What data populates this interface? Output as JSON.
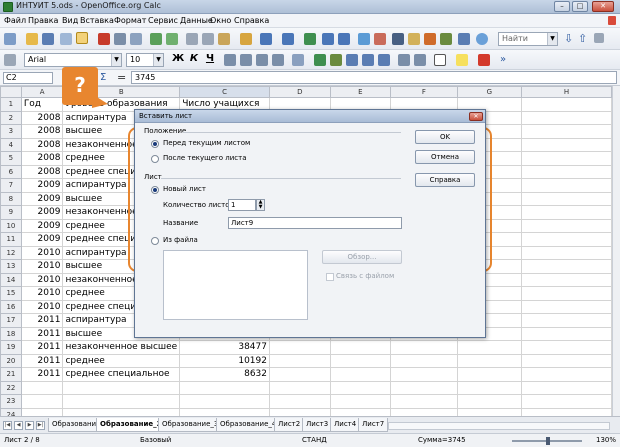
{
  "window": {
    "title": "ИНТУИТ 5.ods - OpenOffice.org Calc"
  },
  "menu": [
    "Файл",
    "Правка",
    "Вид",
    "Вставка",
    "Формат",
    "Сервис",
    "Данные",
    "Окно",
    "Справка"
  ],
  "toolbar": {
    "search_placeholder": "Найти",
    "font_name": "Arial",
    "font_size": "10"
  },
  "formula_bar": {
    "cell_ref": "C2",
    "sum_symbol": "Σ",
    "equals_symbol": "=",
    "value": "3745"
  },
  "sheet": {
    "columns": [
      "A",
      "B",
      "C",
      "D",
      "E",
      "F",
      "G",
      "H"
    ],
    "rows": [
      [
        "Год",
        "Уровень образования",
        "Число учащихся"
      ],
      [
        "2008",
        "аспирантура",
        ""
      ],
      [
        "2008",
        "высшее",
        ""
      ],
      [
        "2008",
        "незаконченное",
        ""
      ],
      [
        "2008",
        "среднее",
        ""
      ],
      [
        "2008",
        "среднее специа",
        ""
      ],
      [
        "2009",
        "аспирантура",
        ""
      ],
      [
        "2009",
        "высшее",
        ""
      ],
      [
        "2009",
        "незаконченное",
        ""
      ],
      [
        "2009",
        "среднее",
        ""
      ],
      [
        "2009",
        "среднее специа",
        ""
      ],
      [
        "2010",
        "аспирантура",
        ""
      ],
      [
        "2010",
        "высшее",
        ""
      ],
      [
        "2010",
        "незаконченное",
        ""
      ],
      [
        "2010",
        "среднее",
        ""
      ],
      [
        "2010",
        "среднее специа",
        ""
      ],
      [
        "2011",
        "аспирантура",
        ""
      ],
      [
        "2011",
        "высшее",
        ""
      ],
      [
        "2011",
        "незаконченное высшее",
        "38477"
      ],
      [
        "2011",
        "среднее",
        "10192"
      ],
      [
        "2011",
        "среднее специальное",
        "8632"
      ],
      [
        "",
        "",
        ""
      ],
      [
        "",
        "",
        ""
      ],
      [
        "",
        "",
        ""
      ]
    ]
  },
  "dialog": {
    "title": "Вставить лист",
    "position_label": "Положение",
    "before_current": "Перед текущим листом",
    "after_current": "После текущего листа",
    "sheet_label": "Лист",
    "new_sheet": "Новый лист",
    "count_label": "Количество листов",
    "count_value": "1",
    "name_label": "Название",
    "name_value": "Лист9",
    "from_file": "Из файла",
    "browse": "Обзор...",
    "link": "Связь с файлом",
    "ok": "OK",
    "cancel": "Отмена",
    "help": "Справка"
  },
  "help_badge": "?",
  "tabs": [
    "Образование",
    "Образование_2",
    "Образование_3",
    "Образование_4",
    "Лист2",
    "Лист3",
    "Лист4",
    "Лист7"
  ],
  "status": {
    "sheet": "Лист 2 / 8",
    "style": "Базовый",
    "mode": "СТАНД",
    "sum": "Сумма=3745",
    "zoom": "130%"
  },
  "colors": {
    "accent": "#e8862f",
    "titlebar": "#b7c7dd"
  }
}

Task instructions: Each entry above should be reproduced exactly, with the pictures removed.

Answer to this exercise:
What data populates this interface? Output as JSON.
{
  "window": {
    "title": "ИНТУИТ 5.ods - OpenOffice.org Calc"
  },
  "menu": [
    "Файл",
    "Правка",
    "Вид",
    "Вставка",
    "Формат",
    "Сервис",
    "Данные",
    "Окно",
    "Справка"
  ],
  "toolbar": {
    "search_placeholder": "Найти",
    "font_name": "Arial",
    "font_size": "10"
  },
  "formula_bar": {
    "cell_ref": "C2",
    "sum_symbol": "Σ",
    "equals_symbol": "=",
    "value": "3745"
  },
  "sheet": {
    "columns": [
      "A",
      "B",
      "C",
      "D",
      "E",
      "F",
      "G",
      "H"
    ],
    "rows": [
      [
        "Год",
        "Уровень образования",
        "Число учащихся"
      ],
      [
        "2008",
        "аспирантура",
        ""
      ],
      [
        "2008",
        "высшее",
        ""
      ],
      [
        "2008",
        "незаконченное",
        ""
      ],
      [
        "2008",
        "среднее",
        ""
      ],
      [
        "2008",
        "среднее специа",
        ""
      ],
      [
        "2009",
        "аспирантура",
        ""
      ],
      [
        "2009",
        "высшее",
        ""
      ],
      [
        "2009",
        "незаконченное",
        ""
      ],
      [
        "2009",
        "среднее",
        ""
      ],
      [
        "2009",
        "среднее специа",
        ""
      ],
      [
        "2010",
        "аспирантура",
        ""
      ],
      [
        "2010",
        "высшее",
        ""
      ],
      [
        "2010",
        "незаконченное",
        ""
      ],
      [
        "2010",
        "среднее",
        ""
      ],
      [
        "2010",
        "среднее специа",
        ""
      ],
      [
        "2011",
        "аспирантура",
        ""
      ],
      [
        "2011",
        "высшее",
        ""
      ],
      [
        "2011",
        "незаконченное высшее",
        "38477"
      ],
      [
        "2011",
        "среднее",
        "10192"
      ],
      [
        "2011",
        "среднее специальное",
        "8632"
      ],
      [
        "",
        "",
        ""
      ],
      [
        "",
        "",
        ""
      ],
      [
        "",
        "",
        ""
      ]
    ]
  },
  "dialog": {
    "title": "Вставить лист",
    "position_label": "Положение",
    "before_current": "Перед текущим листом",
    "after_current": "После текущего листа",
    "sheet_label": "Лист",
    "new_sheet": "Новый лист",
    "count_label": "Количество листов",
    "count_value": "1",
    "name_label": "Название",
    "name_value": "Лист9",
    "from_file": "Из файла",
    "browse": "Обзор...",
    "link": "Связь с файлом",
    "ok": "OK",
    "cancel": "Отмена",
    "help": "Справка"
  },
  "help_badge": "?",
  "tabs": [
    "Образование",
    "Образование_2",
    "Образование_3",
    "Образование_4",
    "Лист2",
    "Лист3",
    "Лист4",
    "Лист7"
  ],
  "status": {
    "sheet": "Лист 2 / 8",
    "style": "Базовый",
    "mode": "СТАНД",
    "sum": "Сумма=3745",
    "zoom": "130%"
  },
  "colors": {
    "accent": "#e8862f",
    "titlebar": "#b7c7dd"
  }
}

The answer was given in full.